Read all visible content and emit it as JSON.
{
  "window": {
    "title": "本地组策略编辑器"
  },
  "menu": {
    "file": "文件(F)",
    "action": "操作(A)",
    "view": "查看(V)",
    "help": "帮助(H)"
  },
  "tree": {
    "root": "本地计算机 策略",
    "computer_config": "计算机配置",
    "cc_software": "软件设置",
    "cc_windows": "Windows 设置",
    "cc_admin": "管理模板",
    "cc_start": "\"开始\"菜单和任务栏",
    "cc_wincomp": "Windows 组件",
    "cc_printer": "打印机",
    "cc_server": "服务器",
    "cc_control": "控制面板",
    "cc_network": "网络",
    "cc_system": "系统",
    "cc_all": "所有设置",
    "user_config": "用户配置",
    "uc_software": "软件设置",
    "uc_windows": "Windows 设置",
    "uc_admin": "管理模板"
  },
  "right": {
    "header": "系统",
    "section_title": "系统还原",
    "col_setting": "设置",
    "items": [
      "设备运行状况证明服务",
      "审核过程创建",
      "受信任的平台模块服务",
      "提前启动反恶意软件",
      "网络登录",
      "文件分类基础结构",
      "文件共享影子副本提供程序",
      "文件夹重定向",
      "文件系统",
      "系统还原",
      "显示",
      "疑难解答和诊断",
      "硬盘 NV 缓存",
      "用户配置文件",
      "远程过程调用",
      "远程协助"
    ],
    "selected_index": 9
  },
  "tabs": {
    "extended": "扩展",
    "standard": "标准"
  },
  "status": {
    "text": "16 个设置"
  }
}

# Task details
Write out the material from the first line to the last, exactly.

# Solution to the exercise
Read all visible content and emit it as JSON.
{
  "window": {
    "title": "本地组策略编辑器"
  },
  "menu": {
    "file": "文件(F)",
    "action": "操作(A)",
    "view": "查看(V)",
    "help": "帮助(H)"
  },
  "tree": {
    "root": "本地计算机 策略",
    "computer_config": "计算机配置",
    "cc_software": "软件设置",
    "cc_windows": "Windows 设置",
    "cc_admin": "管理模板",
    "cc_start": "\"开始\"菜单和任务栏",
    "cc_wincomp": "Windows 组件",
    "cc_printer": "打印机",
    "cc_server": "服务器",
    "cc_control": "控制面板",
    "cc_network": "网络",
    "cc_system": "系统",
    "cc_all": "所有设置",
    "user_config": "用户配置",
    "uc_software": "软件设置",
    "uc_windows": "Windows 设置",
    "uc_admin": "管理模板"
  },
  "right": {
    "header": "系统",
    "section_title": "系统还原",
    "col_setting": "设置",
    "items": [
      "设备运行状况证明服务",
      "审核过程创建",
      "受信任的平台模块服务",
      "提前启动反恶意软件",
      "网络登录",
      "文件分类基础结构",
      "文件共享影子副本提供程序",
      "文件夹重定向",
      "文件系统",
      "系统还原",
      "显示",
      "疑难解答和诊断",
      "硬盘 NV 缓存",
      "用户配置文件",
      "远程过程调用",
      "远程协助"
    ],
    "selected_index": 9
  },
  "tabs": {
    "extended": "扩展",
    "standard": "标准"
  },
  "status": {
    "text": "16 个设置"
  }
}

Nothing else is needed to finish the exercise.